Give back the whole listing exactly as shown.

Stored records
_ _ _ _ _

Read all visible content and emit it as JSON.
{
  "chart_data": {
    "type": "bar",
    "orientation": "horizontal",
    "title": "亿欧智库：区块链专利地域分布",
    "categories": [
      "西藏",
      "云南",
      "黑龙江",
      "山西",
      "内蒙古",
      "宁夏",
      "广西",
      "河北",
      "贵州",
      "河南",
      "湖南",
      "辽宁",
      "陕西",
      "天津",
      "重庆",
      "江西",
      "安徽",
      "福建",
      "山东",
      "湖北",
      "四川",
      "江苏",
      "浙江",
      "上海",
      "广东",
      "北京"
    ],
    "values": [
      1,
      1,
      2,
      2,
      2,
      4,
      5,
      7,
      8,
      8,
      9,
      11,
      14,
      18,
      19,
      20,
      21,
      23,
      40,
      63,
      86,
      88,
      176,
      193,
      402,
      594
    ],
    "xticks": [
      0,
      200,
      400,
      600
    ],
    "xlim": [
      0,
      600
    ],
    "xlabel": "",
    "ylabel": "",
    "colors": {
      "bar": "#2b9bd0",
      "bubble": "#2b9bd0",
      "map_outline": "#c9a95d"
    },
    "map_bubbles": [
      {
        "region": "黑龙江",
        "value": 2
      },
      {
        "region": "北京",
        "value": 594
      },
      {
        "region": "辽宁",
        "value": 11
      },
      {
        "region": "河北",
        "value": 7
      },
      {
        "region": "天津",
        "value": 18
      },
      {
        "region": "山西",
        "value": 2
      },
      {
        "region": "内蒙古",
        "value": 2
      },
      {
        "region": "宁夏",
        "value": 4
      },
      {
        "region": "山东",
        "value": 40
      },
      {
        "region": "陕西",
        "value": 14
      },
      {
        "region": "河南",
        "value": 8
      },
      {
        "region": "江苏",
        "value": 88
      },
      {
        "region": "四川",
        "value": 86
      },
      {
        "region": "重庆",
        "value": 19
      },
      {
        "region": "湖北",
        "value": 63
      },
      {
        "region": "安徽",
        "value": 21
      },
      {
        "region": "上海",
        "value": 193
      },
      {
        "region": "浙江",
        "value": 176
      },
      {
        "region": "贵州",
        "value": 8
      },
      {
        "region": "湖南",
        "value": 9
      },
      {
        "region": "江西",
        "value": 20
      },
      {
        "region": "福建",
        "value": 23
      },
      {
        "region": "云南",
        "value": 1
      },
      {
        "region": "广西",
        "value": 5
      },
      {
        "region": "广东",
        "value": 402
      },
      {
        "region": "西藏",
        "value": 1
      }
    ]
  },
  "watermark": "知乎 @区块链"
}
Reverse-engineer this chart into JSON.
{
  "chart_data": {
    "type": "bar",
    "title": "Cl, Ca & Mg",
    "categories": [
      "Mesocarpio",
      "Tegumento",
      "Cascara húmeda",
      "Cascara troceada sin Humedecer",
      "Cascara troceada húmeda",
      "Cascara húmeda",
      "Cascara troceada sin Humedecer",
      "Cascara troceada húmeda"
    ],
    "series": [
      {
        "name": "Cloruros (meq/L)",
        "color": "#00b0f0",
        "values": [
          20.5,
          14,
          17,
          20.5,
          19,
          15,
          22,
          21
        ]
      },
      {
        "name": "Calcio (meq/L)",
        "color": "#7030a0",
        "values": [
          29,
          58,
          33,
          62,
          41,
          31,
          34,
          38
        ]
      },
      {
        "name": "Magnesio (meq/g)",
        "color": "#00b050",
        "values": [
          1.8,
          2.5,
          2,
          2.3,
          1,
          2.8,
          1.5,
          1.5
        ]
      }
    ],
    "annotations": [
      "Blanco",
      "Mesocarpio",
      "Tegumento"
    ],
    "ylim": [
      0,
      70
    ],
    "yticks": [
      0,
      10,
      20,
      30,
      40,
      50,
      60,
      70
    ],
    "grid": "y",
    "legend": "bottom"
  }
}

_ _ _ _ _

» **Solution for this task**
Read all visible content and emit it as JSON.
{
  "chart_data": {
    "type": "bar",
    "orientation": "horizontal",
    "title": "亿欧智库：区块链专利地域分布",
    "categories": [
      "西藏",
      "云南",
      "黑龙江",
      "山西",
      "内蒙古",
      "宁夏",
      "广西",
      "河北",
      "贵州",
      "河南",
      "湖南",
      "辽宁",
      "陕西",
      "天津",
      "重庆",
      "江西",
      "安徽",
      "福建",
      "山东",
      "湖北",
      "四川",
      "江苏",
      "浙江",
      "上海",
      "广东",
      "北京"
    ],
    "values": [
      1,
      1,
      2,
      2,
      2,
      4,
      5,
      7,
      8,
      8,
      9,
      11,
      14,
      18,
      19,
      20,
      21,
      23,
      40,
      63,
      86,
      88,
      176,
      193,
      402,
      594
    ],
    "xticks": [
      0,
      200,
      400,
      600
    ],
    "xlim": [
      0,
      600
    ],
    "xlabel": "",
    "ylabel": "",
    "colors": {
      "bar": "#2b9bd0",
      "bubble": "#2b9bd0",
      "map_outline": "#c9a95d"
    },
    "map_bubbles": [
      {
        "region": "黑龙江",
        "value": 2
      },
      {
        "region": "北京",
        "value": 594
      },
      {
        "region": "辽宁",
        "value": 11
      },
      {
        "region": "河北",
        "value": 7
      },
      {
        "region": "天津",
        "value": 18
      },
      {
        "region": "山西",
        "value": 2
      },
      {
        "region": "内蒙古",
        "value": 2
      },
      {
        "region": "宁夏",
        "value": 4
      },
      {
        "region": "山东",
        "value": 40
      },
      {
        "region": "陕西",
        "value": 14
      },
      {
        "region": "河南",
        "value": 8
      },
      {
        "region": "江苏",
        "value": 88
      },
      {
        "region": "四川",
        "value": 86
      },
      {
        "region": "重庆",
        "value": 19
      },
      {
        "region": "湖北",
        "value": 63
      },
      {
        "region": "安徽",
        "value": 21
      },
      {
        "region": "上海",
        "value": 193
      },
      {
        "region": "浙江",
        "value": 176
      },
      {
        "region": "贵州",
        "value": 8
      },
      {
        "region": "湖南",
        "value": 9
      },
      {
        "region": "江西",
        "value": 20
      },
      {
        "region": "福建",
        "value": 23
      },
      {
        "region": "云南",
        "value": 1
      },
      {
        "region": "广西",
        "value": 5
      },
      {
        "region": "广东",
        "value": 402
      },
      {
        "region": "西藏",
        "value": 1
      }
    ]
  },
  "watermark": "知乎 @区块链"
}
Reverse-engineer this chart into JSON.
{
  "chart_data": {
    "type": "bar",
    "title": "Cl, Ca & Mg",
    "categories": [
      "Mesocarpio",
      "Tegumento",
      "Cascara húmeda",
      "Cascara troceada sin Humedecer",
      "Cascara troceada húmeda",
      "Cascara húmeda",
      "Cascara troceada sin Humedecer",
      "Cascara troceada húmeda"
    ],
    "series": [
      {
        "name": "Cloruros (meq/L)",
        "color": "#00b0f0",
        "values": [
          20.5,
          14,
          17,
          20.5,
          19,
          15,
          22,
          21
        ]
      },
      {
        "name": "Calcio (meq/L)",
        "color": "#7030a0",
        "values": [
          29,
          58,
          33,
          62,
          41,
          31,
          34,
          38
        ]
      },
      {
        "name": "Magnesio (meq/g)",
        "color": "#00b050",
        "values": [
          1.8,
          2.5,
          2,
          2.3,
          1,
          2.8,
          1.5,
          1.5
        ]
      }
    ],
    "annotations": [
      "Blanco",
      "Mesocarpio",
      "Tegumento"
    ],
    "ylim": [
      0,
      70
    ],
    "yticks": [
      0,
      10,
      20,
      30,
      40,
      50,
      60,
      70
    ],
    "grid": "y",
    "legend": "bottom"
  }
}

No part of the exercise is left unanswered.